## Exercise brief
Scan the data. Collect each line that contains the word "dollar".

[Data items]
## BEGIN

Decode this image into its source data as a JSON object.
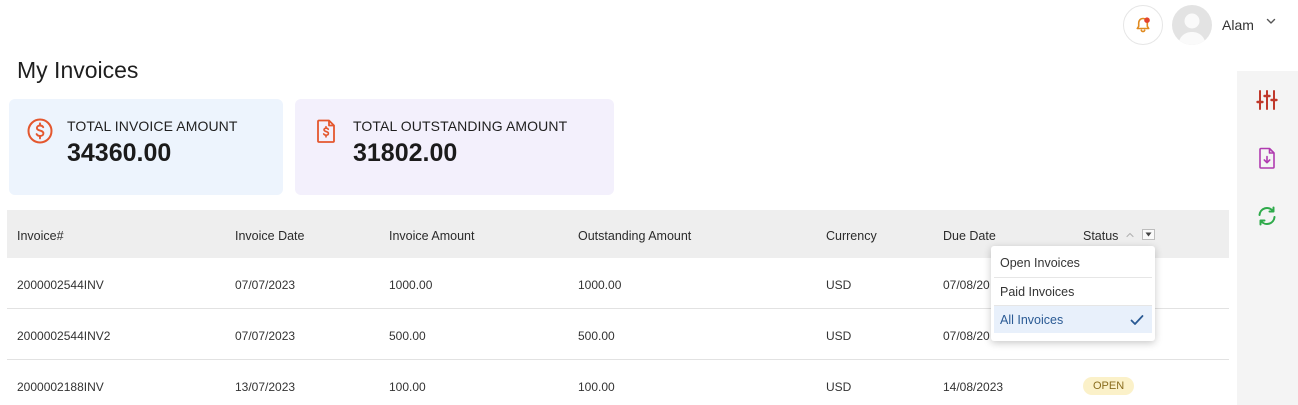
{
  "header": {
    "user_name": "Alam",
    "icons": [
      "bell-icon",
      "avatar",
      "chevron-down-icon"
    ]
  },
  "page": {
    "title": "My Invoices"
  },
  "summary": {
    "total_invoice": {
      "label": "TOTAL INVOICE AMOUNT",
      "value": "34360.00",
      "icon": "dollar-circle-icon"
    },
    "total_outstanding": {
      "label": "TOTAL OUTSTANDING AMOUNT",
      "value": "31802.00",
      "icon": "invoice-dollar-icon"
    }
  },
  "table": {
    "columns": [
      "Invoice#",
      "Invoice Date",
      "Invoice Amount",
      "Outstanding Amount",
      "Currency",
      "Due Date",
      "Status"
    ],
    "rows": [
      {
        "invoice": "2000002544INV",
        "date": "07/07/2023",
        "amount": "1000.00",
        "outstanding": "1000.00",
        "currency": "USD",
        "due": "07/08/20",
        "status": ""
      },
      {
        "invoice": "2000002544INV2",
        "date": "07/07/2023",
        "amount": "500.00",
        "outstanding": "500.00",
        "currency": "USD",
        "due": "07/08/20",
        "status": ""
      },
      {
        "invoice": "2000002188INV",
        "date": "13/07/2023",
        "amount": "100.00",
        "outstanding": "100.00",
        "currency": "USD",
        "due": "14/08/2023",
        "status": "OPEN"
      }
    ]
  },
  "status_filter": {
    "options": [
      "Open Invoices",
      "Paid Invoices",
      "All Invoices"
    ],
    "selected": "All Invoices"
  },
  "rail": {
    "icons": [
      "sliders-icon",
      "download-file-icon",
      "refresh-icon"
    ]
  },
  "colors": {
    "accent_red": "#e4572e",
    "rail_icon_red": "#c0392b",
    "rail_icon_purple": "#b03bb0",
    "rail_icon_green": "#2eaa4a",
    "card_blue": "#edf4fd",
    "card_purple": "#f3f0fc"
  }
}
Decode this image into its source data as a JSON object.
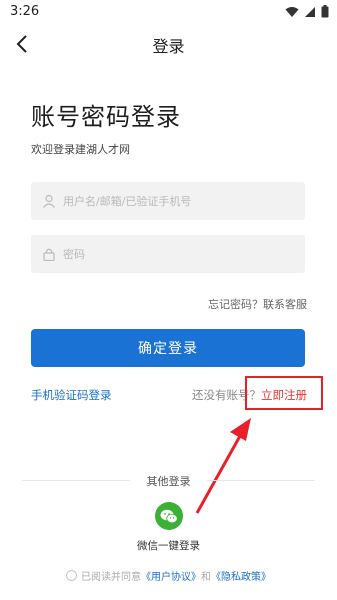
{
  "status_bar": {
    "time": "3:26"
  },
  "nav": {
    "title": "登录"
  },
  "main": {
    "heading": "账号密码登录",
    "subheading": "欢迎登录建湖人才网",
    "username_placeholder": "用户名/邮箱/已验证手机号",
    "password_placeholder": "密码",
    "forgot_label": "忘记密码？",
    "contact_label": "联系客服",
    "login_button": "确定登录",
    "sms_login": "手机验证码登录",
    "no_account_label": "还没有账号？",
    "register_link": "立即注册"
  },
  "other_login": {
    "label": "其他登录",
    "wechat_label": "微信一键登录"
  },
  "agreement": {
    "prefix": "已阅读并同意",
    "user_agreement": "《用户协议》",
    "and": "和",
    "privacy_policy": "《隐私政策》"
  },
  "colors": {
    "primary": "#1a73d4",
    "register": "#e53935",
    "annotation": "#e8202a",
    "wechat": "#3cb034"
  }
}
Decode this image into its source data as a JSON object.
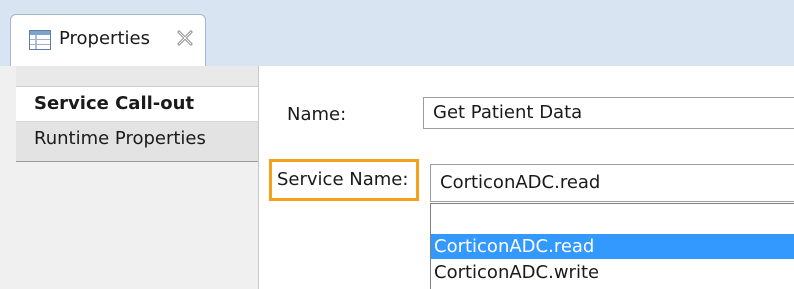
{
  "tab": {
    "icon": "properties-view-icon",
    "label": "Properties",
    "close_icon": "close-tab-icon"
  },
  "sections": {
    "items": [
      {
        "label": "Service Call-out",
        "selected": true
      },
      {
        "label": "Runtime Properties",
        "selected": false
      }
    ]
  },
  "form": {
    "name_label": "Name:",
    "name_value": "Get Patient Data",
    "service_label": "Service Name:",
    "service_value": "CorticonADC.read",
    "highlight_color": "#f5a21b"
  },
  "dropdown": {
    "options": [
      "",
      "CorticonADC.read",
      "CorticonADC.write"
    ],
    "selected": "CorticonADC.read",
    "selected_color": "#3399ff"
  }
}
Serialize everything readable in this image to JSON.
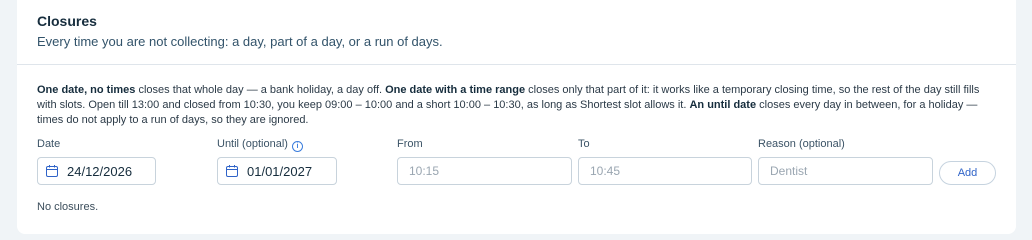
{
  "closures": {
    "title": "Closures",
    "subtitle": "Every time you are not collecting: a day, part of a day, or a run of days.",
    "help": {
      "b1": "One date, no times",
      "t1": " closes that whole day — a bank holiday, a day off. ",
      "b2": "One date with a time range",
      "t2": " closes only that part of it: it works like a temporary closing time, so the rest of the day still fills with slots. Open till 13:00 and closed from 10:30, you keep 09:00 – 10:00 and a short 10:00 – 10:30, as long as Shortest slot allows it. ",
      "b3": "An until date",
      "t3": " closes every day in between, for a holiday — times do not apply to a run of days, so they are ignored."
    },
    "form": {
      "date_label": "Date",
      "date_value": "24/12/2026",
      "until_label": "Until (optional)",
      "until_value": "01/01/2027",
      "from_label": "From",
      "from_placeholder": "10:15",
      "to_label": "To",
      "to_placeholder": "10:45",
      "reason_label": "Reason (optional)",
      "reason_placeholder": "Dentist",
      "add_label": "Add"
    },
    "empty_text": "No closures."
  },
  "icons": {
    "calendar": "calendar-icon",
    "info": "info-icon"
  },
  "colors": {
    "accent": "#2f63c8",
    "page_bg": "#f0f4f7"
  }
}
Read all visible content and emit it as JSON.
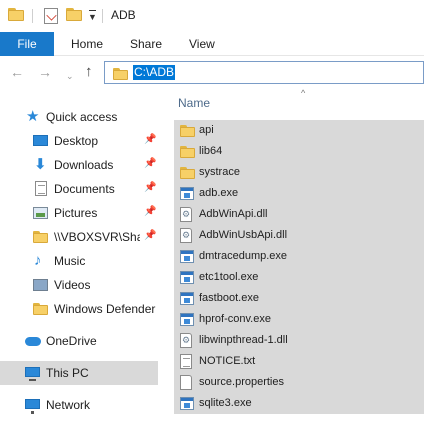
{
  "window": {
    "title": "ADB"
  },
  "ribbon": {
    "tabs": [
      {
        "label": "File"
      },
      {
        "label": "Home"
      },
      {
        "label": "Share"
      },
      {
        "label": "View"
      }
    ]
  },
  "navigation": {
    "back_icon": "back-arrow-icon",
    "forward_icon": "forward-arrow-icon",
    "recent_icon": "chevron-down-icon",
    "up_icon": "up-arrow-icon",
    "address": "C:\\ADB"
  },
  "sidebar": {
    "items": [
      {
        "label": "Quick access",
        "icon": "star-icon",
        "pinned": false
      },
      {
        "label": "Desktop",
        "icon": "desktop-icon",
        "pinned": true
      },
      {
        "label": "Downloads",
        "icon": "download-icon",
        "pinned": true
      },
      {
        "label": "Documents",
        "icon": "documents-icon",
        "pinned": true
      },
      {
        "label": "Pictures",
        "icon": "pictures-icon",
        "pinned": true
      },
      {
        "label": "\\\\VBOXSVR\\Shar",
        "icon": "network-share-icon",
        "pinned": true
      },
      {
        "label": "Music",
        "icon": "music-icon",
        "pinned": false
      },
      {
        "label": "Videos",
        "icon": "videos-icon",
        "pinned": false
      },
      {
        "label": "Windows Defender",
        "icon": "folder-icon",
        "pinned": false
      },
      {
        "label": "OneDrive",
        "icon": "cloud-icon",
        "pinned": false
      },
      {
        "label": "This PC",
        "icon": "computer-icon",
        "pinned": false,
        "selected": true
      },
      {
        "label": "Network",
        "icon": "network-icon",
        "pinned": false
      }
    ]
  },
  "file_list": {
    "column_header": "Name",
    "sort": "ascending",
    "files": [
      {
        "name": "api",
        "type": "folder"
      },
      {
        "name": "lib64",
        "type": "folder"
      },
      {
        "name": "systrace",
        "type": "folder"
      },
      {
        "name": "adb.exe",
        "type": "exe"
      },
      {
        "name": "AdbWinApi.dll",
        "type": "dll"
      },
      {
        "name": "AdbWinUsbApi.dll",
        "type": "dll"
      },
      {
        "name": "dmtracedump.exe",
        "type": "exe"
      },
      {
        "name": "etc1tool.exe",
        "type": "exe"
      },
      {
        "name": "fastboot.exe",
        "type": "exe"
      },
      {
        "name": "hprof-conv.exe",
        "type": "exe"
      },
      {
        "name": "libwinpthread-1.dll",
        "type": "dll"
      },
      {
        "name": "NOTICE.txt",
        "type": "txt"
      },
      {
        "name": "source.properties",
        "type": "file"
      },
      {
        "name": "sqlite3.exe",
        "type": "exe"
      }
    ]
  }
}
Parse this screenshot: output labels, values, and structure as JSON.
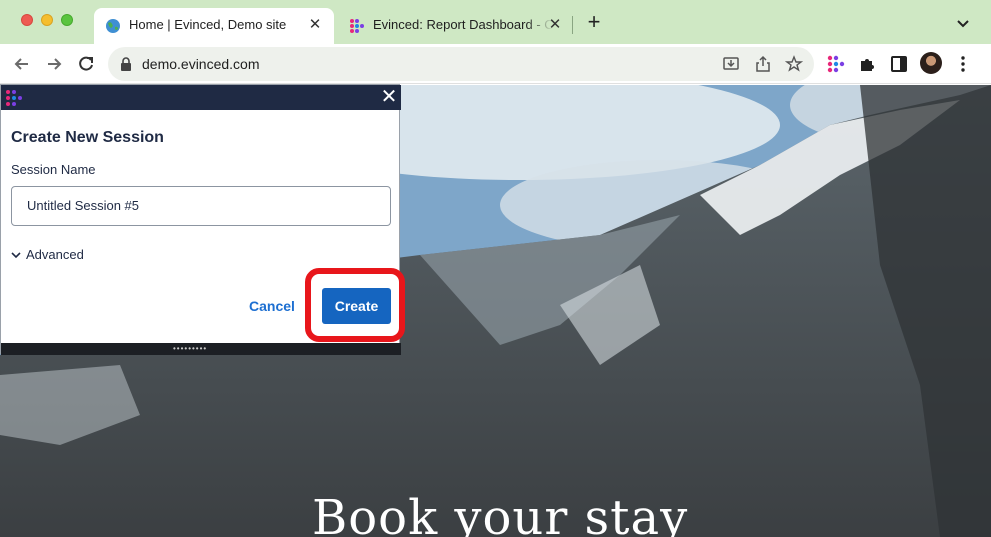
{
  "browser": {
    "tabs": [
      {
        "title": "Home | Evinced, Demo site",
        "active": true
      },
      {
        "title": "Evinced: Report Dashboard - C",
        "active": false
      }
    ],
    "url": "demo.evinced.com"
  },
  "panel": {
    "heading": "Create New Session",
    "session_name_label": "Session Name",
    "session_name_value": "Untitled Session #5",
    "advanced_label": "Advanced",
    "cancel_label": "Cancel",
    "create_label": "Create"
  },
  "page": {
    "hero_text": "Book your stay"
  },
  "colors": {
    "tab_strip": "#cfe8c4",
    "panel_header": "#1f2a44",
    "create_button": "#1565c0",
    "highlight": "#e8161b"
  }
}
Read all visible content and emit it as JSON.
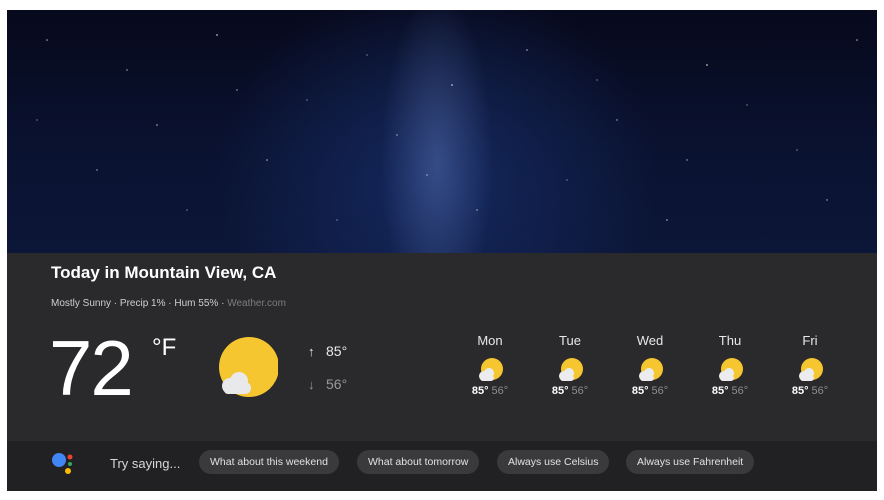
{
  "header": {
    "title": "Today in Mountain View, CA",
    "condition": "Mostly Sunny",
    "precip": "Precip 1%",
    "humidity": "Hum 55%",
    "separator": " · ",
    "source": "Weather.com"
  },
  "current": {
    "temperature": "72",
    "unit": "°F",
    "icon": "partly-sunny-icon",
    "high": "85°",
    "low": "56°"
  },
  "forecast": [
    {
      "day": "Mon",
      "high": "85°",
      "low": "56°",
      "icon": "partly-sunny-icon"
    },
    {
      "day": "Tue",
      "high": "85°",
      "low": "56°",
      "icon": "partly-sunny-icon"
    },
    {
      "day": "Wed",
      "high": "85°",
      "low": "56°",
      "icon": "partly-sunny-icon"
    },
    {
      "day": "Thu",
      "high": "85°",
      "low": "56°",
      "icon": "partly-sunny-icon"
    },
    {
      "day": "Fri",
      "high": "85°",
      "low": "56°",
      "icon": "partly-sunny-icon"
    }
  ],
  "suggestions": {
    "prompt": "Try saying...",
    "chips": [
      "What about this weekend",
      "What about tomorrow",
      "Always use Celsius",
      "Always use Fahrenheit"
    ]
  },
  "colors": {
    "sun": "#f6c630",
    "panel": "#2a2a2c",
    "bar": "#212123",
    "assistant": [
      "#4285f4",
      "#ea4335",
      "#fbbc05",
      "#34a853"
    ]
  }
}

## END

## Result
      "icon": "dollar-circle-icon"
      "icon": "invoice-dollar-icon"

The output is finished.